**Chart and figure data**

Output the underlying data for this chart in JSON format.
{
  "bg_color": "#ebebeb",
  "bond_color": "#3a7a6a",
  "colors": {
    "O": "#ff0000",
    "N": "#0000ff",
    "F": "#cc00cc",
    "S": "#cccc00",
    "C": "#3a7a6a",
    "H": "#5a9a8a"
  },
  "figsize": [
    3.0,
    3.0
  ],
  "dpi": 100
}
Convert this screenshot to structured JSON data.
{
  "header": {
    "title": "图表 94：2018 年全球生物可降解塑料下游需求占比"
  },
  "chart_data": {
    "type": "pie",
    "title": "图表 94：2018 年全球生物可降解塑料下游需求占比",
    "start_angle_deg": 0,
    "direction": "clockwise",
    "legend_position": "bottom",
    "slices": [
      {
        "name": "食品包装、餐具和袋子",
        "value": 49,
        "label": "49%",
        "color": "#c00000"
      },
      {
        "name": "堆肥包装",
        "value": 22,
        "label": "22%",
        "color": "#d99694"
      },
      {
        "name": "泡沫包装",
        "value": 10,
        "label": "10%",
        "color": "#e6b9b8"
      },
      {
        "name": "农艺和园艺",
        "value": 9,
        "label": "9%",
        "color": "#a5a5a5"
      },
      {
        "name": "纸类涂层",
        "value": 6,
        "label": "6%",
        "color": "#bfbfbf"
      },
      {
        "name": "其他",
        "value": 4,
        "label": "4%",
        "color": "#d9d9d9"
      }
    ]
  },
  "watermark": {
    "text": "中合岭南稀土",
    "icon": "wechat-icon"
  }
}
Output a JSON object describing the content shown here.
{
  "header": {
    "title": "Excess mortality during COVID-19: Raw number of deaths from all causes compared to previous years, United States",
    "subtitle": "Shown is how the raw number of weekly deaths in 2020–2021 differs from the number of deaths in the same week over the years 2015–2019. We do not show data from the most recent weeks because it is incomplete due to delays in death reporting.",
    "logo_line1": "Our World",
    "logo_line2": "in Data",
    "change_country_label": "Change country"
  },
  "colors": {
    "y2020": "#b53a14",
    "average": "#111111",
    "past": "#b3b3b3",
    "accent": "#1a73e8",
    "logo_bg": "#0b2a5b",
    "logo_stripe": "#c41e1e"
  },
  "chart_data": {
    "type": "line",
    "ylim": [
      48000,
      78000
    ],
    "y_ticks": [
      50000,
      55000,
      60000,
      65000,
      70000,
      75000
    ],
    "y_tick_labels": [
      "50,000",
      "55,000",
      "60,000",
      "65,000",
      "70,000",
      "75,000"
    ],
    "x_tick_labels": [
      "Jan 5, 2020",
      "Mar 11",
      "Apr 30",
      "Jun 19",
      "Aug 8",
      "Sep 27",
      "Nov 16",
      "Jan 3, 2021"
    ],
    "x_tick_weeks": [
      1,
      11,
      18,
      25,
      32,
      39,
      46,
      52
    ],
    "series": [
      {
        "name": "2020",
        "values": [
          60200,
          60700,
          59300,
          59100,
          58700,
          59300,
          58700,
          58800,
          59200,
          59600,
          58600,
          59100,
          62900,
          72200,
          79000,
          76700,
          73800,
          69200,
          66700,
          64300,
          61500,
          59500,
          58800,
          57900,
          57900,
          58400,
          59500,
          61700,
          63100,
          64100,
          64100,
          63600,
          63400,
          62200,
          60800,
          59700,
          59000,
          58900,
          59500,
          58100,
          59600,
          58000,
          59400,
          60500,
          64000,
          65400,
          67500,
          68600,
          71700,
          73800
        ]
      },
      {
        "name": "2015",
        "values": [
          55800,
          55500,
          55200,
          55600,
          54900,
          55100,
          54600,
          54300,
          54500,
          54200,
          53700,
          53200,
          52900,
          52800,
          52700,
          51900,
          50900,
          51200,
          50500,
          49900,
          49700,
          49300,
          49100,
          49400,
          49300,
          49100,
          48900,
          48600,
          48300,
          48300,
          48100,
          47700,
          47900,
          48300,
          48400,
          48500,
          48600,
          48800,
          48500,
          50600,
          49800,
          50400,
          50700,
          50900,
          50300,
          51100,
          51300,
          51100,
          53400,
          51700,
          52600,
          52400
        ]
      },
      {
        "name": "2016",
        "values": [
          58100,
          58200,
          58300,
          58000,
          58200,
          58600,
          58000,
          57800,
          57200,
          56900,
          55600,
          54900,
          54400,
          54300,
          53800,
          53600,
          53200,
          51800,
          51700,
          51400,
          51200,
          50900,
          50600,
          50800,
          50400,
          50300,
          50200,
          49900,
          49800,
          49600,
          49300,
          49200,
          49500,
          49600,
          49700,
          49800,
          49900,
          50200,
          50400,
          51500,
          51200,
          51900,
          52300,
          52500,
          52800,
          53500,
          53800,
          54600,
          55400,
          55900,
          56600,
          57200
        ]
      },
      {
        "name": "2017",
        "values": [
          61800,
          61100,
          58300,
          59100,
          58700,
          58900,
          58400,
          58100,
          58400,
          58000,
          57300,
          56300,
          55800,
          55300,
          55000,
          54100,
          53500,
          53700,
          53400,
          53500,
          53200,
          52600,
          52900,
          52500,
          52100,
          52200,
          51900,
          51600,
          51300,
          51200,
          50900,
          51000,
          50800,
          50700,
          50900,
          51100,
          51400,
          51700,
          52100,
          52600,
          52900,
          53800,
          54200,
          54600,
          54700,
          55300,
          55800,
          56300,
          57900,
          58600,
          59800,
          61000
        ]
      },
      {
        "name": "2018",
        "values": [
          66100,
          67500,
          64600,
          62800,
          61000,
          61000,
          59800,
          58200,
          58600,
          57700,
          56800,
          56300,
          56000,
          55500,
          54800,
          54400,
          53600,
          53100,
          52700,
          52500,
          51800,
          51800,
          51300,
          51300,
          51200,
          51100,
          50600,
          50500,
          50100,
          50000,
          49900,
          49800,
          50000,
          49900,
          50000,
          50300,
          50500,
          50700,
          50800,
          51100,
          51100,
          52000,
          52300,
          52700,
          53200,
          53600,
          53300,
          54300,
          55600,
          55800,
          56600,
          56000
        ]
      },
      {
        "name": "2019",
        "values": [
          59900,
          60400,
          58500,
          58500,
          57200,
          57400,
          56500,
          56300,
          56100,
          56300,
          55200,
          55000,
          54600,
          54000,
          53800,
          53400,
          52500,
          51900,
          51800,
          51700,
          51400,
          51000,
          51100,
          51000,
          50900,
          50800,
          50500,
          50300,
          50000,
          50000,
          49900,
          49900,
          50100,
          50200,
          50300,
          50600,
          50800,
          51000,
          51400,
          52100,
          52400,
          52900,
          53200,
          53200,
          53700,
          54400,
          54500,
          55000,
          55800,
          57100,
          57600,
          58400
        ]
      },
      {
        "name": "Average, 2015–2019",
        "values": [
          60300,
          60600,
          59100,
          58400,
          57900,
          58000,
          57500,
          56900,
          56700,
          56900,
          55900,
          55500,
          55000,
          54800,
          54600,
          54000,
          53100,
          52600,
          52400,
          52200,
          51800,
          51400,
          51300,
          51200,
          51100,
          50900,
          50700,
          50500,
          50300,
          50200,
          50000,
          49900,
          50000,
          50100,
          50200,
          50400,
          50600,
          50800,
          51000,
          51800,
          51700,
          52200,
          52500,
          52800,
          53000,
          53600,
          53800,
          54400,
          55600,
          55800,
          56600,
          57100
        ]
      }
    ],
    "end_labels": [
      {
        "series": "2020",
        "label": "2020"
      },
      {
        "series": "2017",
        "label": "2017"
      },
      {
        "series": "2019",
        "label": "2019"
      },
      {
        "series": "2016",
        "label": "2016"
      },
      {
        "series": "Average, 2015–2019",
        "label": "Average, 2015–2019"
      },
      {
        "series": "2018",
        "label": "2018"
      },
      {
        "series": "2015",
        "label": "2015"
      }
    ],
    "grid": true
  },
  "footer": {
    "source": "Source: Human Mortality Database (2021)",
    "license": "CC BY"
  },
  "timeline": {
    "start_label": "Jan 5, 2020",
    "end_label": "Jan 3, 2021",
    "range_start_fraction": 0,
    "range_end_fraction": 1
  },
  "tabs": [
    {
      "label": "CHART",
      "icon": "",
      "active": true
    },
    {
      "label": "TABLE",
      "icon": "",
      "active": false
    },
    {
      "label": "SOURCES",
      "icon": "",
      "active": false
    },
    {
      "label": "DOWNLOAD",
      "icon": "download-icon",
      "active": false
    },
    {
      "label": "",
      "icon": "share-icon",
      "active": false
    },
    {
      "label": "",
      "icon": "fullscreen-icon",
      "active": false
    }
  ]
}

**Short task**
Collect the complete line wherever the string "Output" appears in the records.

**Written response**
Output the underlying data for this chart in JSON format.
Output a JSON object describing the content shown here.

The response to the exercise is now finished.